DATA EXTRACT:
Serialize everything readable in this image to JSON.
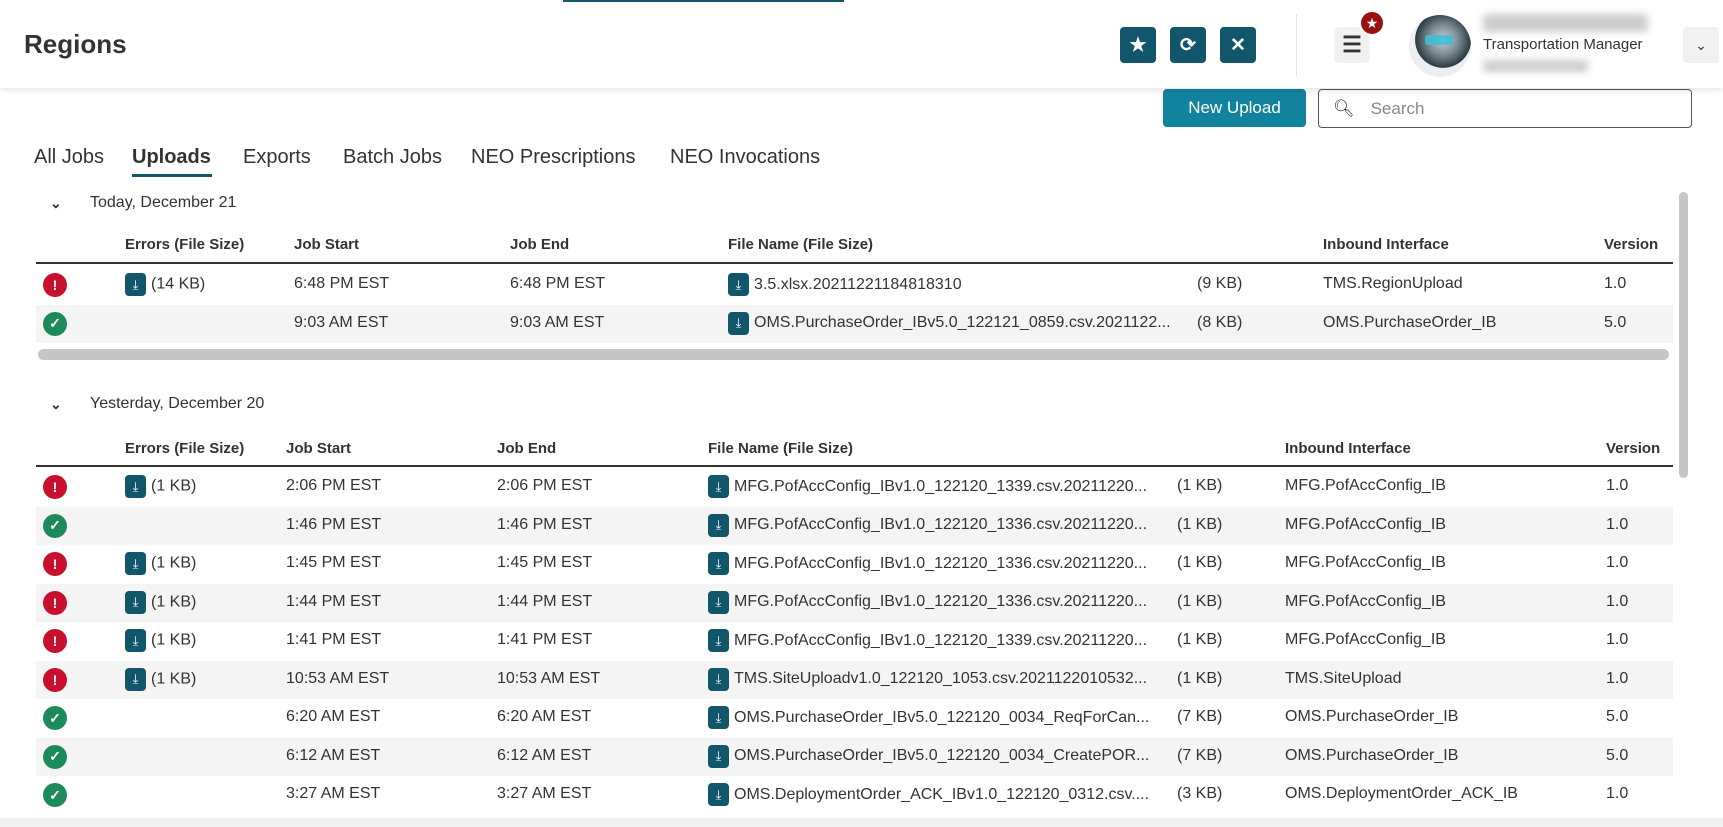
{
  "header": {
    "title": "Regions",
    "role": "Transportation Manager",
    "buttons": {
      "favorite": "★",
      "refresh": "⟳",
      "close": "✕",
      "menu": "☰",
      "badge": "★",
      "chevron": "⌄"
    }
  },
  "toolbar": {
    "new_upload": "New Upload",
    "search_placeholder": "Search"
  },
  "tabs": [
    "All Jobs",
    "Uploads",
    "Exports",
    "Batch Jobs",
    "NEO Prescriptions",
    "NEO Invocations"
  ],
  "active_tab": "Uploads",
  "columns": [
    "Errors (File Size)",
    "Job Start",
    "Job End",
    "File Name (File Size)",
    "Inbound Interface",
    "Version"
  ],
  "colors": {
    "primary": "#11566a",
    "accent": "#12839e",
    "error": "#c8102e",
    "success": "#1c8a5a"
  },
  "groups": [
    {
      "label": "Today, December 21",
      "rows": [
        {
          "status": "error",
          "errors": "(14 KB)",
          "start": "6:48 PM EST",
          "end": "6:48 PM EST",
          "file": "3.5.xlsx.20211221184818310",
          "size": "(9 KB)",
          "interface": "TMS.RegionUpload",
          "version": "1.0"
        },
        {
          "status": "success",
          "errors": "",
          "start": "9:03 AM EST",
          "end": "9:03 AM EST",
          "file": "OMS.PurchaseOrder_IBv5.0_122121_0859.csv.2021122...",
          "size": "(8 KB)",
          "interface": "OMS.PurchaseOrder_IB",
          "version": "5.0"
        }
      ]
    },
    {
      "label": "Yesterday, December 20",
      "rows": [
        {
          "status": "error",
          "errors": "(1 KB)",
          "start": "2:06 PM EST",
          "end": "2:06 PM EST",
          "file": "MFG.PofAccConfig_IBv1.0_122120_1339.csv.20211220...",
          "size": "(1 KB)",
          "interface": "MFG.PofAccConfig_IB",
          "version": "1.0"
        },
        {
          "status": "success",
          "errors": "",
          "start": "1:46 PM EST",
          "end": "1:46 PM EST",
          "file": "MFG.PofAccConfig_IBv1.0_122120_1336.csv.20211220...",
          "size": "(1 KB)",
          "interface": "MFG.PofAccConfig_IB",
          "version": "1.0"
        },
        {
          "status": "error",
          "errors": "(1 KB)",
          "start": "1:45 PM EST",
          "end": "1:45 PM EST",
          "file": "MFG.PofAccConfig_IBv1.0_122120_1336.csv.20211220...",
          "size": "(1 KB)",
          "interface": "MFG.PofAccConfig_IB",
          "version": "1.0"
        },
        {
          "status": "error",
          "errors": "(1 KB)",
          "start": "1:44 PM EST",
          "end": "1:44 PM EST",
          "file": "MFG.PofAccConfig_IBv1.0_122120_1336.csv.20211220...",
          "size": "(1 KB)",
          "interface": "MFG.PofAccConfig_IB",
          "version": "1.0"
        },
        {
          "status": "error",
          "errors": "(1 KB)",
          "start": "1:41 PM EST",
          "end": "1:41 PM EST",
          "file": "MFG.PofAccConfig_IBv1.0_122120_1339.csv.20211220...",
          "size": "(1 KB)",
          "interface": "MFG.PofAccConfig_IB",
          "version": "1.0"
        },
        {
          "status": "error",
          "errors": "(1 KB)",
          "start": "10:53 AM EST",
          "end": "10:53 AM EST",
          "file": "TMS.SiteUploadv1.0_122120_1053.csv.2021122010532...",
          "size": "(1 KB)",
          "interface": "TMS.SiteUpload",
          "version": "1.0"
        },
        {
          "status": "success",
          "errors": "",
          "start": "6:20 AM EST",
          "end": "6:20 AM EST",
          "file": "OMS.PurchaseOrder_IBv5.0_122120_0034_ReqForCan...",
          "size": "(7 KB)",
          "interface": "OMS.PurchaseOrder_IB",
          "version": "5.0"
        },
        {
          "status": "success",
          "errors": "",
          "start": "6:12 AM EST",
          "end": "6:12 AM EST",
          "file": "OMS.PurchaseOrder_IBv5.0_122120_0034_CreatePOR...",
          "size": "(7 KB)",
          "interface": "OMS.PurchaseOrder_IB",
          "version": "5.0"
        },
        {
          "status": "success",
          "errors": "",
          "start": "3:27 AM EST",
          "end": "3:27 AM EST",
          "file": "OMS.DeploymentOrder_ACK_IBv1.0_122120_0312.csv....",
          "size": "(3 KB)",
          "interface": "OMS.DeploymentOrder_ACK_IB",
          "version": "1.0"
        }
      ]
    }
  ]
}
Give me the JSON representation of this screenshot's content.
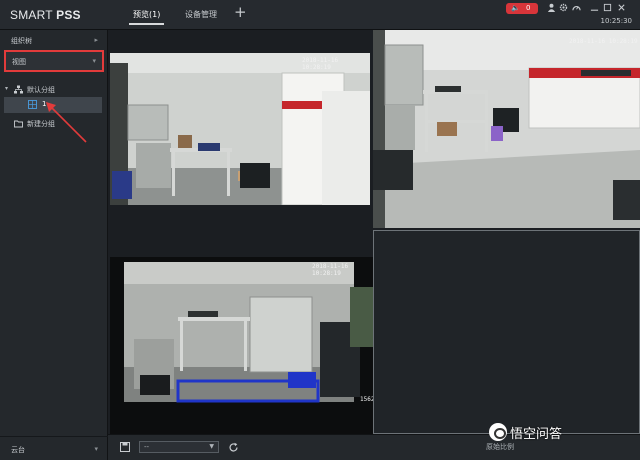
{
  "app": {
    "logo_prefix": "SMART ",
    "logo_bold": "PSS"
  },
  "tabs": [
    {
      "label": "预览(1)",
      "active": true
    },
    {
      "label": "设备管理",
      "active": false
    }
  ],
  "add_tab_label": "+",
  "topbar": {
    "alarm_count": "0",
    "icons": [
      "speaker-icon",
      "user-icon",
      "settings-icon",
      "dashboard-icon"
    ],
    "time": "10:25:30"
  },
  "sidebar": {
    "org_tree_label": "组织树",
    "view_label": "视图",
    "tree": {
      "default_group": "默认分组",
      "selected_item": "1",
      "new_group": "新建分组"
    },
    "ptz_label": "云台"
  },
  "video": {
    "cells": [
      {
        "timestamp": "2018-11-16 10:28:19",
        "channel": ""
      },
      {
        "timestamp": "2018-11-16 10:28:19",
        "channel": ""
      },
      {
        "timestamp": "2018-11-16 10:28:19",
        "channel": "1562"
      },
      {
        "timestamp": "",
        "channel": ""
      }
    ]
  },
  "bottombar": {
    "stream_value": "--",
    "ratio_label": "原始比例"
  },
  "watermark": {
    "text": "悟空问答"
  },
  "colors": {
    "accent_red": "#e23b3b",
    "alarm_red": "#d8353a",
    "selection_bg": "#3f454c"
  }
}
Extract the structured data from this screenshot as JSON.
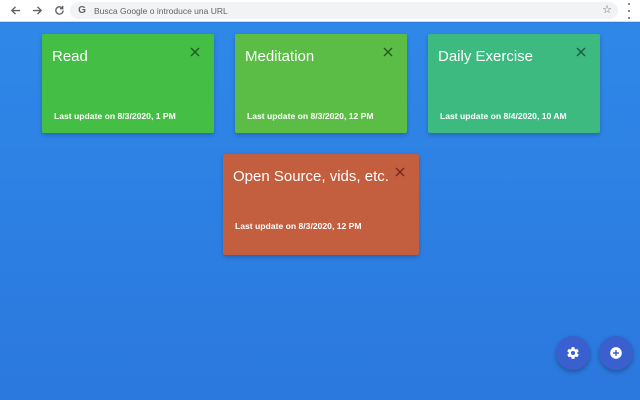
{
  "browser": {
    "back_icon": "arrow-left-icon",
    "forward_icon": "arrow-right-icon",
    "reload_icon": "reload-icon",
    "omnibox_placeholder": "Busca Google o introduce una URL",
    "google_logo": "G"
  },
  "cards": [
    {
      "title": "Read",
      "update": "Last update on 8/3/2020, 1 PM",
      "color": "#44be44"
    },
    {
      "title": "Meditation",
      "update": "Last update on 8/3/2020, 12 PM",
      "color": "#5bbd46"
    },
    {
      "title": "Daily Exercise",
      "update": "Last update on 8/4/2020, 10 AM",
      "color": "#3dba80"
    },
    {
      "title": "Open Source, vids, etc.",
      "update": "Last update on 8/3/2020, 12 PM",
      "color": "#c35e3e"
    }
  ],
  "fabs": {
    "settings_icon": "gear-icon",
    "add_icon": "plus-circle-icon"
  },
  "colors": {
    "background": "#2e7be0",
    "fab": "#3a5fcf"
  }
}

REQUEST: Transcribe the material exactly, leaving every picture out.

TASK RESULT:
Serialize everything readable in this image to JSON.
{
  "header": {
    "title": "Regions",
    "role": "Transportation Manager",
    "buttons": {
      "favorite": "★",
      "refresh": "⟳",
      "close": "✕",
      "menu": "☰",
      "badge": "★",
      "chevron": "⌄"
    }
  },
  "toolbar": {
    "new_upload": "New Upload",
    "search_placeholder": "Search"
  },
  "tabs": [
    "All Jobs",
    "Uploads",
    "Exports",
    "Batch Jobs",
    "NEO Prescriptions",
    "NEO Invocations"
  ],
  "active_tab": "Uploads",
  "columns": [
    "Errors (File Size)",
    "Job Start",
    "Job End",
    "File Name (File Size)",
    "Inbound Interface",
    "Version"
  ],
  "colors": {
    "primary": "#11566a",
    "accent": "#12839e",
    "error": "#c8102e",
    "success": "#1c8a5a"
  },
  "groups": [
    {
      "label": "Today, December 21",
      "rows": [
        {
          "status": "error",
          "errors": "(14 KB)",
          "start": "6:48 PM EST",
          "end": "6:48 PM EST",
          "file": "3.5.xlsx.20211221184818310",
          "size": "(9 KB)",
          "interface": "TMS.RegionUpload",
          "version": "1.0"
        },
        {
          "status": "success",
          "errors": "",
          "start": "9:03 AM EST",
          "end": "9:03 AM EST",
          "file": "OMS.PurchaseOrder_IBv5.0_122121_0859.csv.2021122...",
          "size": "(8 KB)",
          "interface": "OMS.PurchaseOrder_IB",
          "version": "5.0"
        }
      ]
    },
    {
      "label": "Yesterday, December 20",
      "rows": [
        {
          "status": "error",
          "errors": "(1 KB)",
          "start": "2:06 PM EST",
          "end": "2:06 PM EST",
          "file": "MFG.PofAccConfig_IBv1.0_122120_1339.csv.20211220...",
          "size": "(1 KB)",
          "interface": "MFG.PofAccConfig_IB",
          "version": "1.0"
        },
        {
          "status": "success",
          "errors": "",
          "start": "1:46 PM EST",
          "end": "1:46 PM EST",
          "file": "MFG.PofAccConfig_IBv1.0_122120_1336.csv.20211220...",
          "size": "(1 KB)",
          "interface": "MFG.PofAccConfig_IB",
          "version": "1.0"
        },
        {
          "status": "error",
          "errors": "(1 KB)",
          "start": "1:45 PM EST",
          "end": "1:45 PM EST",
          "file": "MFG.PofAccConfig_IBv1.0_122120_1336.csv.20211220...",
          "size": "(1 KB)",
          "interface": "MFG.PofAccConfig_IB",
          "version": "1.0"
        },
        {
          "status": "error",
          "errors": "(1 KB)",
          "start": "1:44 PM EST",
          "end": "1:44 PM EST",
          "file": "MFG.PofAccConfig_IBv1.0_122120_1336.csv.20211220...",
          "size": "(1 KB)",
          "interface": "MFG.PofAccConfig_IB",
          "version": "1.0"
        },
        {
          "status": "error",
          "errors": "(1 KB)",
          "start": "1:41 PM EST",
          "end": "1:41 PM EST",
          "file": "MFG.PofAccConfig_IBv1.0_122120_1339.csv.20211220...",
          "size": "(1 KB)",
          "interface": "MFG.PofAccConfig_IB",
          "version": "1.0"
        },
        {
          "status": "error",
          "errors": "(1 KB)",
          "start": "10:53 AM EST",
          "end": "10:53 AM EST",
          "file": "TMS.SiteUploadv1.0_122120_1053.csv.2021122010532...",
          "size": "(1 KB)",
          "interface": "TMS.SiteUpload",
          "version": "1.0"
        },
        {
          "status": "success",
          "errors": "",
          "start": "6:20 AM EST",
          "end": "6:20 AM EST",
          "file": "OMS.PurchaseOrder_IBv5.0_122120_0034_ReqForCan...",
          "size": "(7 KB)",
          "interface": "OMS.PurchaseOrder_IB",
          "version": "5.0"
        },
        {
          "status": "success",
          "errors": "",
          "start": "6:12 AM EST",
          "end": "6:12 AM EST",
          "file": "OMS.PurchaseOrder_IBv5.0_122120_0034_CreatePOR...",
          "size": "(7 KB)",
          "interface": "OMS.PurchaseOrder_IB",
          "version": "5.0"
        },
        {
          "status": "success",
          "errors": "",
          "start": "3:27 AM EST",
          "end": "3:27 AM EST",
          "file": "OMS.DeploymentOrder_ACK_IBv1.0_122120_0312.csv....",
          "size": "(3 KB)",
          "interface": "OMS.DeploymentOrder_ACK_IB",
          "version": "1.0"
        }
      ]
    }
  ]
}
Give me the JSON representation of this screenshot's content.
{
  "app": {
    "logo_prefix": "SMART ",
    "logo_bold": "PSS"
  },
  "tabs": [
    {
      "label": "预览(1)",
      "active": true
    },
    {
      "label": "设备管理",
      "active": false
    }
  ],
  "add_tab_label": "+",
  "topbar": {
    "alarm_count": "0",
    "icons": [
      "speaker-icon",
      "user-icon",
      "settings-icon",
      "dashboard-icon"
    ],
    "time": "10:25:30"
  },
  "sidebar": {
    "org_tree_label": "组织树",
    "view_label": "视图",
    "tree": {
      "default_group": "默认分组",
      "selected_item": "1",
      "new_group": "新建分组"
    },
    "ptz_label": "云台"
  },
  "video": {
    "cells": [
      {
        "timestamp": "2018-11-16 10:28:19",
        "channel": ""
      },
      {
        "timestamp": "2018-11-16 10:28:19",
        "channel": ""
      },
      {
        "timestamp": "2018-11-16 10:28:19",
        "channel": "1562"
      },
      {
        "timestamp": "",
        "channel": ""
      }
    ]
  },
  "bottombar": {
    "stream_value": "--",
    "ratio_label": "原始比例"
  },
  "watermark": {
    "text": "悟空问答"
  },
  "colors": {
    "accent_red": "#e23b3b",
    "alarm_red": "#d8353a",
    "selection_bg": "#3f454c"
  }
}
Extract the structured data from this screenshot as JSON.
{
  "browser": {
    "back_icon": "arrow-left-icon",
    "forward_icon": "arrow-right-icon",
    "reload_icon": "reload-icon",
    "omnibox_placeholder": "Busca Google o introduce una URL",
    "google_logo": "G"
  },
  "cards": [
    {
      "title": "Read",
      "update": "Last update on 8/3/2020, 1 PM",
      "color": "#44be44"
    },
    {
      "title": "Meditation",
      "update": "Last update on 8/3/2020, 12 PM",
      "color": "#5bbd46"
    },
    {
      "title": "Daily Exercise",
      "update": "Last update on 8/4/2020, 10 AM",
      "color": "#3dba80"
    },
    {
      "title": "Open Source, vids, etc.",
      "update": "Last update on 8/3/2020, 12 PM",
      "color": "#c35e3e"
    }
  ],
  "fabs": {
    "settings_icon": "gear-icon",
    "add_icon": "plus-circle-icon"
  },
  "colors": {
    "background": "#2e7be0",
    "fab": "#3a5fcf"
  }
}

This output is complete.